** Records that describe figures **

::::

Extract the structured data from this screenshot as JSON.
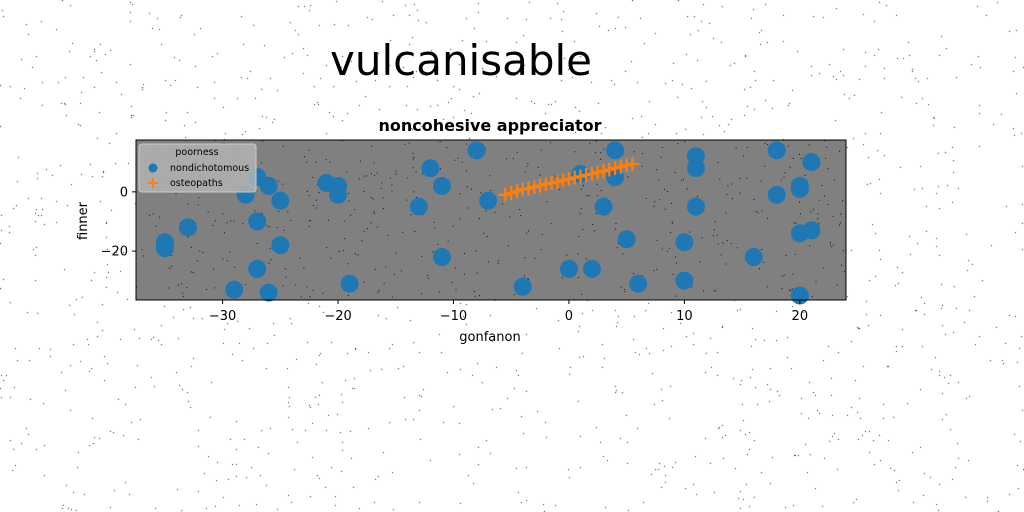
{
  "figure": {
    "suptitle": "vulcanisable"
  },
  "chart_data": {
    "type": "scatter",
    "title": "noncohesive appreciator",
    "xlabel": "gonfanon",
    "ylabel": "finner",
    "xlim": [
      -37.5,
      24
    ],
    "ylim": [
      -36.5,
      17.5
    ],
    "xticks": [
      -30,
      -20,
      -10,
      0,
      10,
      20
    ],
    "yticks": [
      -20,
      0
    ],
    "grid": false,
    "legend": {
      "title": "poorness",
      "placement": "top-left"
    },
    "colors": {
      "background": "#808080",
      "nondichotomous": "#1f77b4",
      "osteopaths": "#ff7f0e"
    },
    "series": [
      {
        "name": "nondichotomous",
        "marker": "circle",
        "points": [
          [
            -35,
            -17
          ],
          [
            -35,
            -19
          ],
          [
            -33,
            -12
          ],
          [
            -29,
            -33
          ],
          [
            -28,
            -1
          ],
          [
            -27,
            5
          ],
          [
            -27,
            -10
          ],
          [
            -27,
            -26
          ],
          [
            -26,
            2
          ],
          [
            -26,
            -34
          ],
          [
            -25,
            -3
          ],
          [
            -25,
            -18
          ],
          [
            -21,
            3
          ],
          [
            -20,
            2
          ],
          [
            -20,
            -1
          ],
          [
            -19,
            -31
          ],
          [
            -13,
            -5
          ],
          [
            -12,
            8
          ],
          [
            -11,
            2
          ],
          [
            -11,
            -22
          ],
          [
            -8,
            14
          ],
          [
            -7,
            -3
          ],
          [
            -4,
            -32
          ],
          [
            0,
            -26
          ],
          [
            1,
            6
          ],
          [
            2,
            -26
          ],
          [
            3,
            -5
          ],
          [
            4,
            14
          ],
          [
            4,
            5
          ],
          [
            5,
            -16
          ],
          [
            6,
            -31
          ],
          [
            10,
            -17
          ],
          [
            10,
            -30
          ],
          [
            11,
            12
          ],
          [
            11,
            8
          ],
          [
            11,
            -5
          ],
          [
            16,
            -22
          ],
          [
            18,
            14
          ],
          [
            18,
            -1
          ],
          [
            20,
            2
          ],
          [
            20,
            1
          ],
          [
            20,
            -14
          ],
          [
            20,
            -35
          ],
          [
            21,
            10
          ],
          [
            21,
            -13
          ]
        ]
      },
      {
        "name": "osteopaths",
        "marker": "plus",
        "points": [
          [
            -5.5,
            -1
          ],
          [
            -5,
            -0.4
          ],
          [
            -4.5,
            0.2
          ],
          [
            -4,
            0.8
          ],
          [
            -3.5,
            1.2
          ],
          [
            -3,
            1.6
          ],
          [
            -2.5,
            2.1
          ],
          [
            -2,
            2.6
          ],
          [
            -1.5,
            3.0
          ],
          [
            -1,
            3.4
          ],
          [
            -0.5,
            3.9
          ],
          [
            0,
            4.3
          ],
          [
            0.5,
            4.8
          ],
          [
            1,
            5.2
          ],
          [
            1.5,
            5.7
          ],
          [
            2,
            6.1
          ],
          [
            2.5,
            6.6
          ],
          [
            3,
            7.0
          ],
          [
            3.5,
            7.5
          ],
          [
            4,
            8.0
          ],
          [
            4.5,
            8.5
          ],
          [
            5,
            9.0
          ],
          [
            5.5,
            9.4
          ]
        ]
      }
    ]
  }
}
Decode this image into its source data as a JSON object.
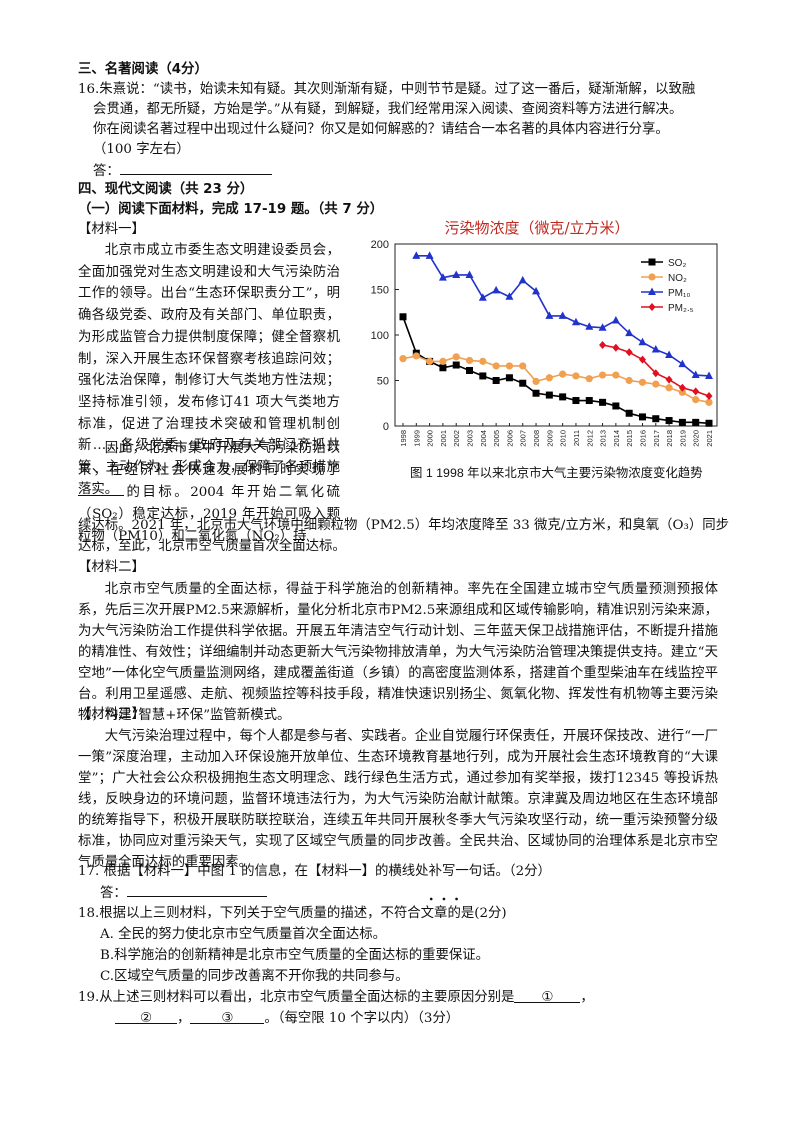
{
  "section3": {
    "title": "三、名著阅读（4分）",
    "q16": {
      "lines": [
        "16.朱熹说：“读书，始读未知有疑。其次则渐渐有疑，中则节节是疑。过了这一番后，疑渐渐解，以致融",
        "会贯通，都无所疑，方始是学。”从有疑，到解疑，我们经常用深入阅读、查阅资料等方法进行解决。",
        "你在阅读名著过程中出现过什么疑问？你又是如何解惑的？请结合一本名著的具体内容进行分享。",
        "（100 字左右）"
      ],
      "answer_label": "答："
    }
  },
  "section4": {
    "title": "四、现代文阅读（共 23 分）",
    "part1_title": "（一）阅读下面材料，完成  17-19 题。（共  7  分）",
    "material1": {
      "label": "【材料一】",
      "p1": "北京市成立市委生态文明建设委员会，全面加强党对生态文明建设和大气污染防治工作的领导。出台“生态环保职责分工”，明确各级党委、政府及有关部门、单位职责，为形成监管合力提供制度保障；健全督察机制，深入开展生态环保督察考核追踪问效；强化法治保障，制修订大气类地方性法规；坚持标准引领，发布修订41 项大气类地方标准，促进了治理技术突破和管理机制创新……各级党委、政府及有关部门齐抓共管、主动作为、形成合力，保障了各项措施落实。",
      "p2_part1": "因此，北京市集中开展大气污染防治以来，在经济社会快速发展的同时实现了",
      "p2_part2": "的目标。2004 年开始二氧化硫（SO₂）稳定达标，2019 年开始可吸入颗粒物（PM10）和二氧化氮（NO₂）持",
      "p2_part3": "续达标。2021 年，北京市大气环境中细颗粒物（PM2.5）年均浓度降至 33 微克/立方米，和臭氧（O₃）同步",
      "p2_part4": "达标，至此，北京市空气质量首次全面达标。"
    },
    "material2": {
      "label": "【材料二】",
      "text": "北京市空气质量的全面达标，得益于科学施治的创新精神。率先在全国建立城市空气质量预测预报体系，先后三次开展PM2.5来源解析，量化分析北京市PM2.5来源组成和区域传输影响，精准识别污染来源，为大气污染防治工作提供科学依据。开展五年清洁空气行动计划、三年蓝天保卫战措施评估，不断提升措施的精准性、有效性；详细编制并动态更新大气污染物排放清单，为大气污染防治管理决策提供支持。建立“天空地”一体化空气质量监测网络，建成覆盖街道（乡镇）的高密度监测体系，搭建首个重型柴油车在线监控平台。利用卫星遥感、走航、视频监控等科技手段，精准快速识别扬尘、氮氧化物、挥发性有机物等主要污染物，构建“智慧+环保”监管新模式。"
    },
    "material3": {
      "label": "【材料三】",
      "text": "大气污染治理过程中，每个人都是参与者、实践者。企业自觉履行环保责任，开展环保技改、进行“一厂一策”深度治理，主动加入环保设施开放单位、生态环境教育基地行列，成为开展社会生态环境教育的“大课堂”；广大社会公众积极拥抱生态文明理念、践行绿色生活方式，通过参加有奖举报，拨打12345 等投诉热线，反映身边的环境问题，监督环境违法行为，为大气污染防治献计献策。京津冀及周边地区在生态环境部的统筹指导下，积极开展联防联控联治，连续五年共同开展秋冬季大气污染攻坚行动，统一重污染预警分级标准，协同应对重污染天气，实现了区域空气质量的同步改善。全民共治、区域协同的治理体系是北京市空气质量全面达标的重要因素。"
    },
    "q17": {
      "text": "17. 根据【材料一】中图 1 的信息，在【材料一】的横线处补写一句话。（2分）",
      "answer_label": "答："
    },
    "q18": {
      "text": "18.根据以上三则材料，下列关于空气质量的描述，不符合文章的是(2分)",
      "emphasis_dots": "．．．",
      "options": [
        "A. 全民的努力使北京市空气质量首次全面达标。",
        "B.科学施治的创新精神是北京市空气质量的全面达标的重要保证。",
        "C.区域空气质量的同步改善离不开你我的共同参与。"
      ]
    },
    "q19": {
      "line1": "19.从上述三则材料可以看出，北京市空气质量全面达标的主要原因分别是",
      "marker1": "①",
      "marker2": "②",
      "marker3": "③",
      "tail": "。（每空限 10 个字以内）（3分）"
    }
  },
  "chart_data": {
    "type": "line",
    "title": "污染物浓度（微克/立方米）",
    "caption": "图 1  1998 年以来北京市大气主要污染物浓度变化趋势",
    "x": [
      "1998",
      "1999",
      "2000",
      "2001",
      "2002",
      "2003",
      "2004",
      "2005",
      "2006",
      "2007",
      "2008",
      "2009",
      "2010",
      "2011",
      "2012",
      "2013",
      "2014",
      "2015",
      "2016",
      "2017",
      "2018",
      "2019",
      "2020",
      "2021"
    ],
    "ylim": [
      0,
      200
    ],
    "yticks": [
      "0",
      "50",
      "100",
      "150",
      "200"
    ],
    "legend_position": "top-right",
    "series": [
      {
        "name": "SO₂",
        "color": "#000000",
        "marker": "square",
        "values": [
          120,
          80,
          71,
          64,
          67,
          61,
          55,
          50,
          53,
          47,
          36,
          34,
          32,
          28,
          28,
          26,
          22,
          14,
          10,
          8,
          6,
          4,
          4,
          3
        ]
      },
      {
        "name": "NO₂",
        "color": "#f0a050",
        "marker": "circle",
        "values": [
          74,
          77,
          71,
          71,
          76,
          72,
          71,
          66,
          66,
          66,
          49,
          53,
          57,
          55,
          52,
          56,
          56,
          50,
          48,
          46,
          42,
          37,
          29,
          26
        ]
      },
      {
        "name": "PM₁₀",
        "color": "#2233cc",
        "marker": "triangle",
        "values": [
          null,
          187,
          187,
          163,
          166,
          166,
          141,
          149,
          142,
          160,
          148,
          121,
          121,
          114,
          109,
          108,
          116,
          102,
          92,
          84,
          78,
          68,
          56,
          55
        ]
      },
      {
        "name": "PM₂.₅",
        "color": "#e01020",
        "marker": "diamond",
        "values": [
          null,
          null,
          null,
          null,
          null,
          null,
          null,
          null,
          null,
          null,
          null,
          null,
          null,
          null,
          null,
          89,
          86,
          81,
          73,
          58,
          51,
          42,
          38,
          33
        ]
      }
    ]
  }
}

::::

** What you will do **
Find how many of the lines above have the word "JSON" in them. State only that number.

** Complete answer **
2